## Begin MATERIAL

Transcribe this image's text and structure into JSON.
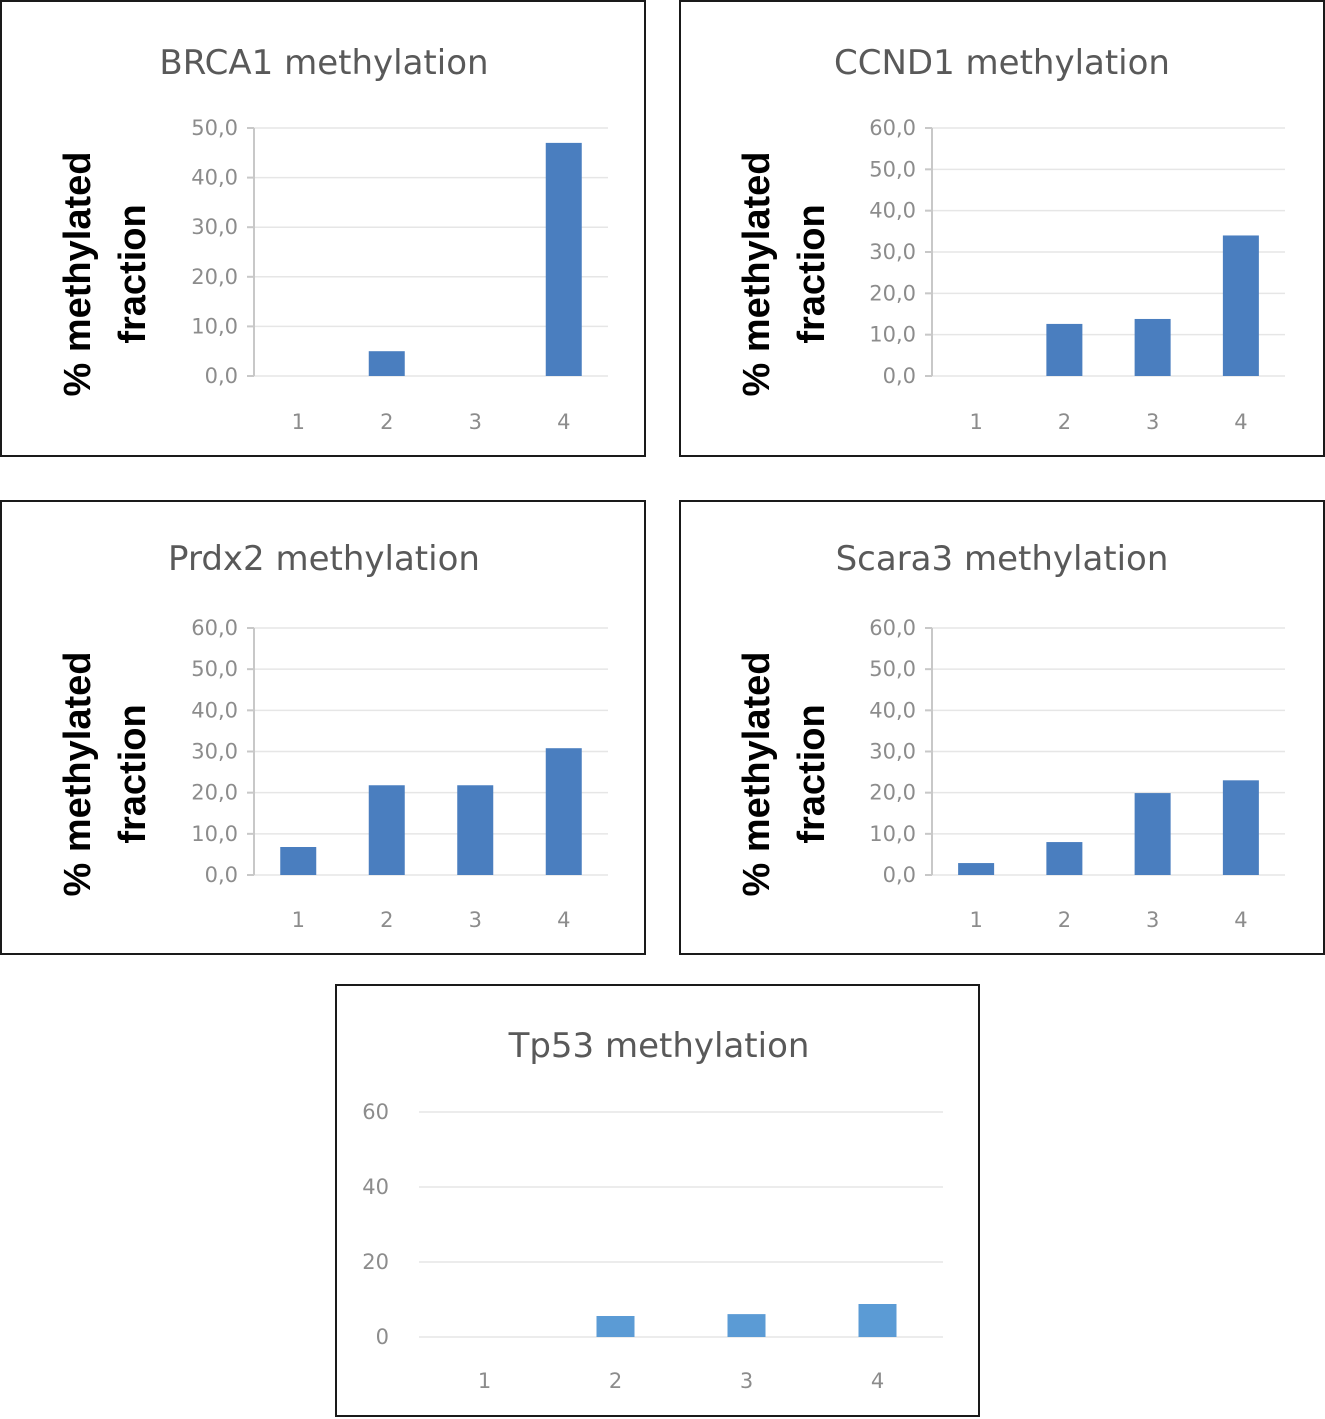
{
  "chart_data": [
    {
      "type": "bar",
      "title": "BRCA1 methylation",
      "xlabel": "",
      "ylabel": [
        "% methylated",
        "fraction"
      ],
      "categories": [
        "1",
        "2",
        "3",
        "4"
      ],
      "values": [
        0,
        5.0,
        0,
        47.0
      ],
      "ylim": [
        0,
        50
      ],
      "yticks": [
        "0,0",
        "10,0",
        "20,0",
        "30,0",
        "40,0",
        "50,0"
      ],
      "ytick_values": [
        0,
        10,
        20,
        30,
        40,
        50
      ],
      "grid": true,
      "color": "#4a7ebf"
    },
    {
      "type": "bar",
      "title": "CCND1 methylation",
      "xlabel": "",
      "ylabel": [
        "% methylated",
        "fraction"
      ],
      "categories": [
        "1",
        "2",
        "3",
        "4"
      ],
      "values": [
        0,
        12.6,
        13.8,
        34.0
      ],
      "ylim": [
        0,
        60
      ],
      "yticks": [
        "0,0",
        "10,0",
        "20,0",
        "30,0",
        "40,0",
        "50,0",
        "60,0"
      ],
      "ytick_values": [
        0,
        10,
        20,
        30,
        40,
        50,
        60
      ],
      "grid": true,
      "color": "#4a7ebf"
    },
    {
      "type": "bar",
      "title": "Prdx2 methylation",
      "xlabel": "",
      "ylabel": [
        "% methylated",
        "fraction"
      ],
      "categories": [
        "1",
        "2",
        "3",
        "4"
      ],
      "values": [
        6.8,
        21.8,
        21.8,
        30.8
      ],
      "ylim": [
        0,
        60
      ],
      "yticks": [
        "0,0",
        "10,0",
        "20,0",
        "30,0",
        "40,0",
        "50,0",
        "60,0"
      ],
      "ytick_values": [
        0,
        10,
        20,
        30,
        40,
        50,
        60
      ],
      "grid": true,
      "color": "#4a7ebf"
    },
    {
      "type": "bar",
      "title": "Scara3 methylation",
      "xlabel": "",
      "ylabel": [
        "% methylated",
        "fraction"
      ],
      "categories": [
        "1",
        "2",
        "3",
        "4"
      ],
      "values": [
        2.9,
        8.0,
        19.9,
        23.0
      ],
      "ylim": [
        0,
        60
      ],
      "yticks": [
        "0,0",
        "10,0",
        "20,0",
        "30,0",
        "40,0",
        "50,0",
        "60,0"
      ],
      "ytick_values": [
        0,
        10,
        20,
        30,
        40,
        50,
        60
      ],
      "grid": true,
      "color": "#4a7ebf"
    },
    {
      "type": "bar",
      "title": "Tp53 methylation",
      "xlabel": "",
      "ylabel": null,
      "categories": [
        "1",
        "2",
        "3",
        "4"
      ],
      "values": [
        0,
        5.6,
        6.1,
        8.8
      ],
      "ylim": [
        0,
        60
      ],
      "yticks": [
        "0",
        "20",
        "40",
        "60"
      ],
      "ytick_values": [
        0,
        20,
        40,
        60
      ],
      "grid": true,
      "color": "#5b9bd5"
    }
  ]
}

## End MATERIAL

AIM> Reproduce each record above by retyping it exactly; omit all images.

RESPONSE BELOW>
Transcribe this image's text and structure into JSON.
{
  "chart_data": [
    {
      "type": "bar",
      "title": "BRCA1 methylation",
      "xlabel": "",
      "ylabel": [
        "% methylated",
        "fraction"
      ],
      "categories": [
        "1",
        "2",
        "3",
        "4"
      ],
      "values": [
        0,
        5.0,
        0,
        47.0
      ],
      "ylim": [
        0,
        50
      ],
      "yticks": [
        "0,0",
        "10,0",
        "20,0",
        "30,0",
        "40,0",
        "50,0"
      ],
      "ytick_values": [
        0,
        10,
        20,
        30,
        40,
        50
      ],
      "grid": true,
      "color": "#4a7ebf"
    },
    {
      "type": "bar",
      "title": "CCND1 methylation",
      "xlabel": "",
      "ylabel": [
        "% methylated",
        "fraction"
      ],
      "categories": [
        "1",
        "2",
        "3",
        "4"
      ],
      "values": [
        0,
        12.6,
        13.8,
        34.0
      ],
      "ylim": [
        0,
        60
      ],
      "yticks": [
        "0,0",
        "10,0",
        "20,0",
        "30,0",
        "40,0",
        "50,0",
        "60,0"
      ],
      "ytick_values": [
        0,
        10,
        20,
        30,
        40,
        50,
        60
      ],
      "grid": true,
      "color": "#4a7ebf"
    },
    {
      "type": "bar",
      "title": "Prdx2 methylation",
      "xlabel": "",
      "ylabel": [
        "% methylated",
        "fraction"
      ],
      "categories": [
        "1",
        "2",
        "3",
        "4"
      ],
      "values": [
        6.8,
        21.8,
        21.8,
        30.8
      ],
      "ylim": [
        0,
        60
      ],
      "yticks": [
        "0,0",
        "10,0",
        "20,0",
        "30,0",
        "40,0",
        "50,0",
        "60,0"
      ],
      "ytick_values": [
        0,
        10,
        20,
        30,
        40,
        50,
        60
      ],
      "grid": true,
      "color": "#4a7ebf"
    },
    {
      "type": "bar",
      "title": "Scara3 methylation",
      "xlabel": "",
      "ylabel": [
        "% methylated",
        "fraction"
      ],
      "categories": [
        "1",
        "2",
        "3",
        "4"
      ],
      "values": [
        2.9,
        8.0,
        19.9,
        23.0
      ],
      "ylim": [
        0,
        60
      ],
      "yticks": [
        "0,0",
        "10,0",
        "20,0",
        "30,0",
        "40,0",
        "50,0",
        "60,0"
      ],
      "ytick_values": [
        0,
        10,
        20,
        30,
        40,
        50,
        60
      ],
      "grid": true,
      "color": "#4a7ebf"
    },
    {
      "type": "bar",
      "title": "Tp53 methylation",
      "xlabel": "",
      "ylabel": null,
      "categories": [
        "1",
        "2",
        "3",
        "4"
      ],
      "values": [
        0,
        5.6,
        6.1,
        8.8
      ],
      "ylim": [
        0,
        60
      ],
      "yticks": [
        "0",
        "20",
        "40",
        "60"
      ],
      "ytick_values": [
        0,
        20,
        40,
        60
      ],
      "grid": true,
      "color": "#5b9bd5"
    }
  ]
}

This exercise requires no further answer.